RECORDED INFORMATION:
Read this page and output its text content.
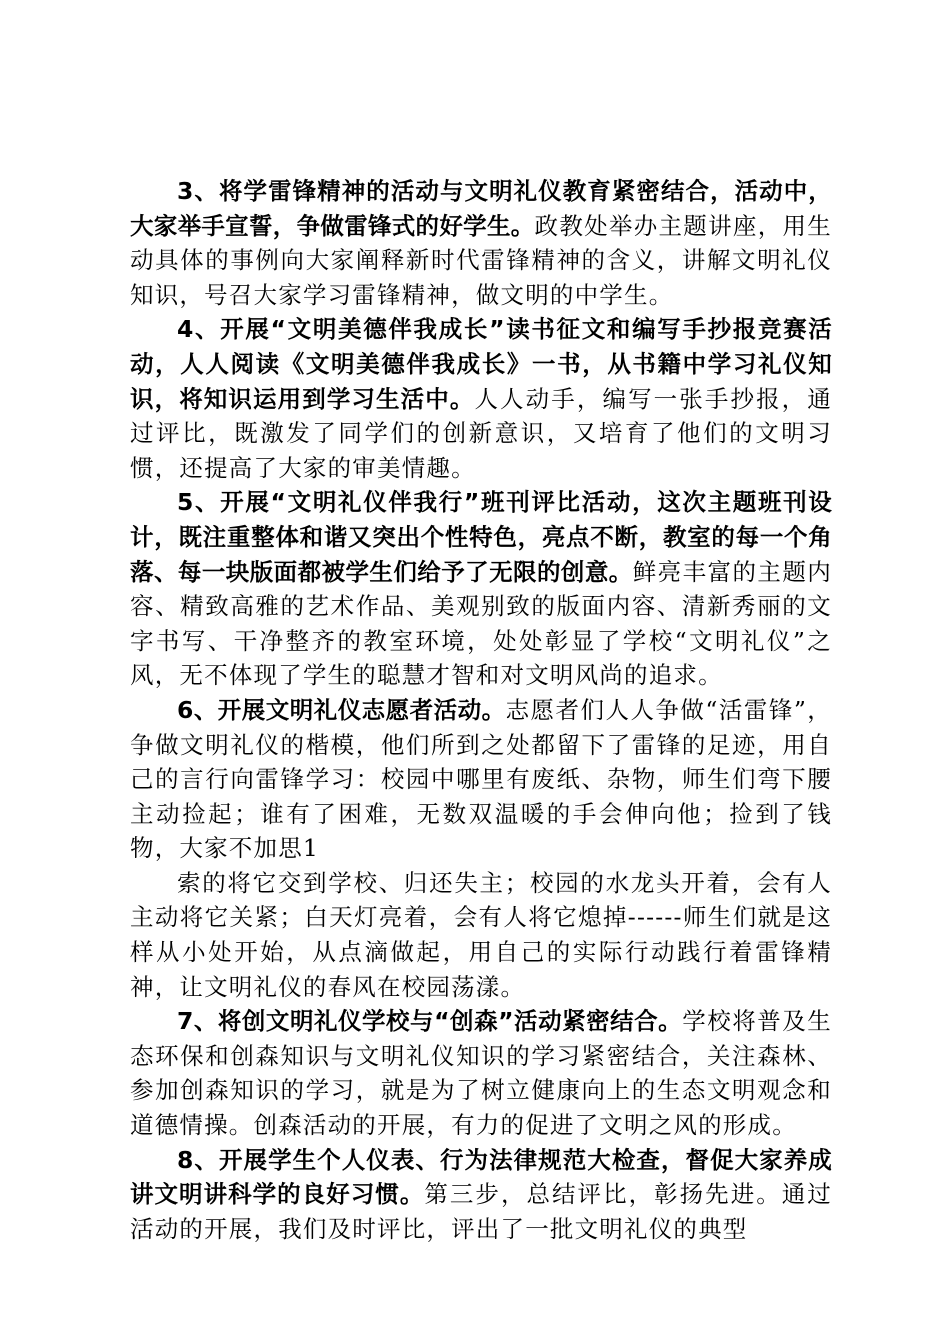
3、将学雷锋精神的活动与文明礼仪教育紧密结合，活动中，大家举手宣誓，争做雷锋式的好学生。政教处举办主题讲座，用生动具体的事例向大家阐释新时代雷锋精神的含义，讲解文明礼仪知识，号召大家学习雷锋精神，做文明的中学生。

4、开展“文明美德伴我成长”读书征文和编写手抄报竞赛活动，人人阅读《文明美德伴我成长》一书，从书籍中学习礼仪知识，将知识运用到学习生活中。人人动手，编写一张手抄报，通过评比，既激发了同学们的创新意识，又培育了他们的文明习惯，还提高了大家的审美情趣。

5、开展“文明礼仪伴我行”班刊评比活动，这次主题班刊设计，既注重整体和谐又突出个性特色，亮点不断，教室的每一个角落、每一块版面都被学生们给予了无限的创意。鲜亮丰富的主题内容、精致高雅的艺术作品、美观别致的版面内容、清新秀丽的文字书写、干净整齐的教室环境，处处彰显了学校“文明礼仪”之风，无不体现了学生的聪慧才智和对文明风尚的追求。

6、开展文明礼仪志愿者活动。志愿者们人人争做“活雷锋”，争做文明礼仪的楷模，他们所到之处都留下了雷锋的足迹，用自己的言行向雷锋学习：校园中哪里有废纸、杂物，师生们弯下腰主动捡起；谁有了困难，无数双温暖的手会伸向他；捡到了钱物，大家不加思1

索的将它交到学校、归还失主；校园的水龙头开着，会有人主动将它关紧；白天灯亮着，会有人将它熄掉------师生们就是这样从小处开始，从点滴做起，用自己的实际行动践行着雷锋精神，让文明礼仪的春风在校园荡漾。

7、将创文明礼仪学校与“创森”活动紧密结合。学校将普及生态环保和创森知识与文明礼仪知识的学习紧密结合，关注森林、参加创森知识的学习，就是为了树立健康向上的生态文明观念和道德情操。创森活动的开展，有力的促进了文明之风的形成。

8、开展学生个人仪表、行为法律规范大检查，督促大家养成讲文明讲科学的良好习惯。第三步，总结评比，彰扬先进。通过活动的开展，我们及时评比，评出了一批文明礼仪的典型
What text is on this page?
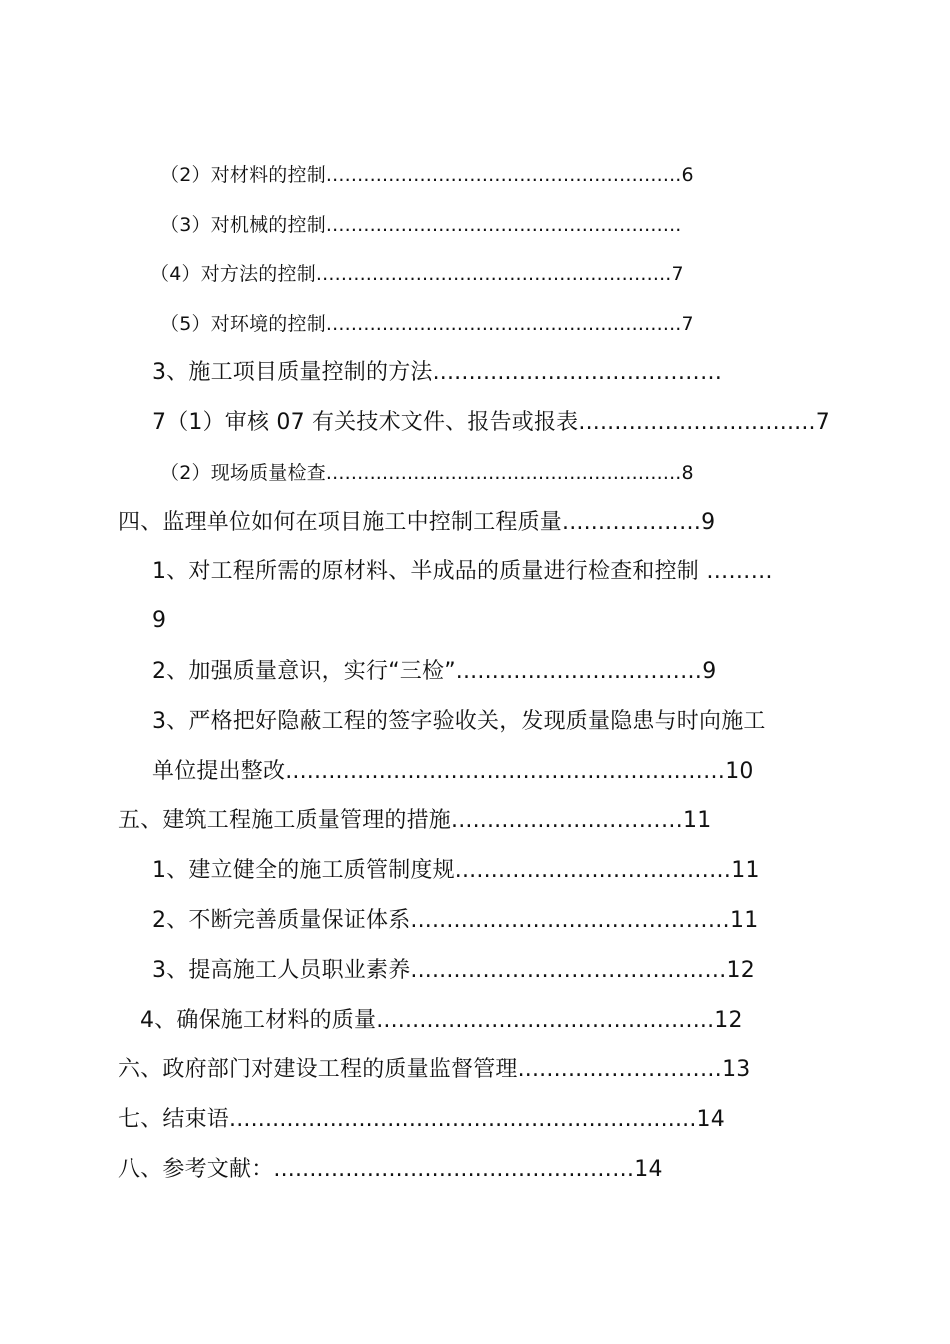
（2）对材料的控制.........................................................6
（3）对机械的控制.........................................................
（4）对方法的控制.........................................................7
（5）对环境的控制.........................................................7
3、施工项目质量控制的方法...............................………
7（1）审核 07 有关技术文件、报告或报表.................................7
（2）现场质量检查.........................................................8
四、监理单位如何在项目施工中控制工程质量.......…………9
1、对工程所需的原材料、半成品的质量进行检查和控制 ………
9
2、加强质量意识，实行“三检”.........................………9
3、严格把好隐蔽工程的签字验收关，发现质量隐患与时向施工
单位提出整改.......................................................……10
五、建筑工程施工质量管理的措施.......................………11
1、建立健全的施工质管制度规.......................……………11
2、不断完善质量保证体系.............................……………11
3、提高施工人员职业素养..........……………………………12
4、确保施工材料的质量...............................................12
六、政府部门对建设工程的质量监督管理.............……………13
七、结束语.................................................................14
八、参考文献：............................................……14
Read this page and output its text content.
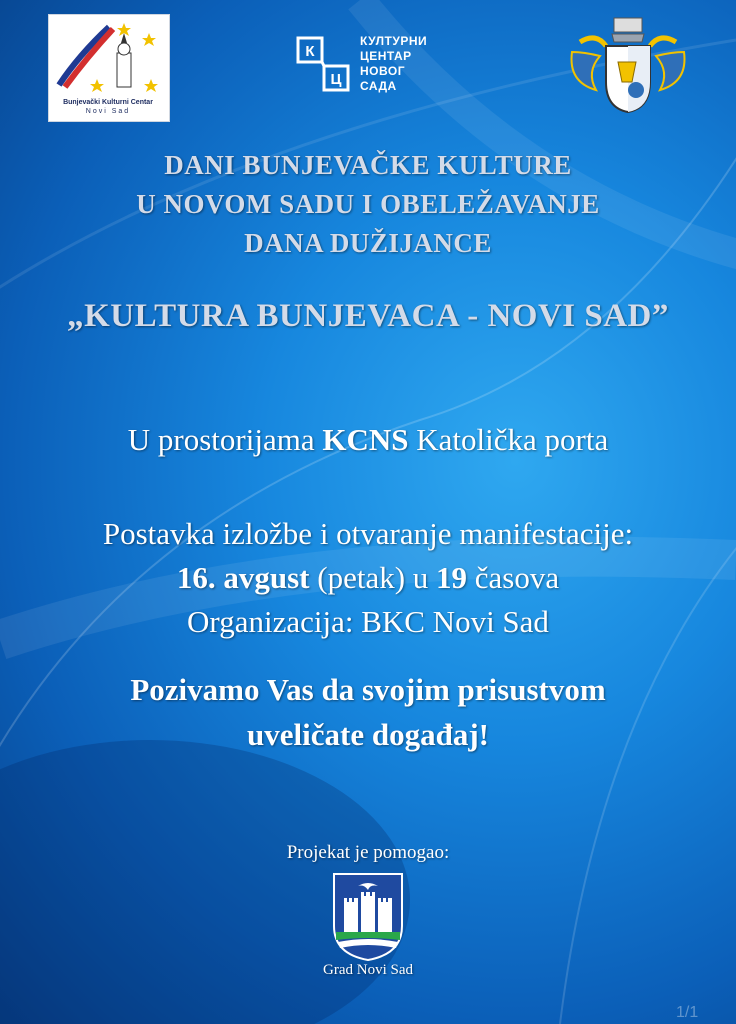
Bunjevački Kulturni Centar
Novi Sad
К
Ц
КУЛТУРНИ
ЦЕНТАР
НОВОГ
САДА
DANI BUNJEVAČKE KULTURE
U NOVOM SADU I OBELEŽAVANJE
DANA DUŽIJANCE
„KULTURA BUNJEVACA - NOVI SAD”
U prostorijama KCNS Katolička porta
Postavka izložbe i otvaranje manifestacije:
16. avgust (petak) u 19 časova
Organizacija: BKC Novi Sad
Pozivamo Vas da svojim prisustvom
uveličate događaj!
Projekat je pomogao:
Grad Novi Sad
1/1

THE EXERCISE: Quote verbatim every line starting at the line that contains "What text is on this page?" and ending with the last line of the records; omit all pictures.

COMPLETE OUTPUT:
What text is on this page?
（2）对材料的控制.........................................................6
（3）对机械的控制.........................................................
（4）对方法的控制.........................................................7
（5）对环境的控制.........................................................7
3、施工项目质量控制的方法...............................………
7（1）审核 07 有关技术文件、报告或报表.................................7
（2）现场质量检查.........................................................8
四、监理单位如何在项目施工中控制工程质量.......…………9
1、对工程所需的原材料、半成品的质量进行检查和控制 ………
9
2、加强质量意识，实行“三检”.........................………9
3、严格把好隐蔽工程的签字验收关，发现质量隐患与时向施工
单位提出整改.......................................................……10
五、建筑工程施工质量管理的措施.......................………11
1、建立健全的施工质管制度规.......................……………11
2、不断完善质量保证体系.............................……………11
3、提高施工人员职业素养..........……………………………12
4、确保施工材料的质量...............................................12
六、政府部门对建设工程的质量监督管理.............……………13
七、结束语.................................................................14
八、参考文献：............................................……14
Read this page and output its text content.
Bunjevački Kulturni Centar
Novi Sad
К
Ц
КУЛТУРНИ
ЦЕНТАР
НОВОГ
САДА
DANI BUNJEVAČKE KULTURE
U NOVOM SADU I OBELEŽAVANJE
DANA DUŽIJANCE
„KULTURA BUNJEVACA - NOVI SAD”
U prostorijama KCNS Katolička porta
Postavka izložbe i otvaranje manifestacije:
16. avgust (petak) u 19 časova
Organizacija: BKC Novi Sad
Pozivamo Vas da svojim prisustvom
uveličate događaj!
Projekat je pomogao:
Grad Novi Sad
1/1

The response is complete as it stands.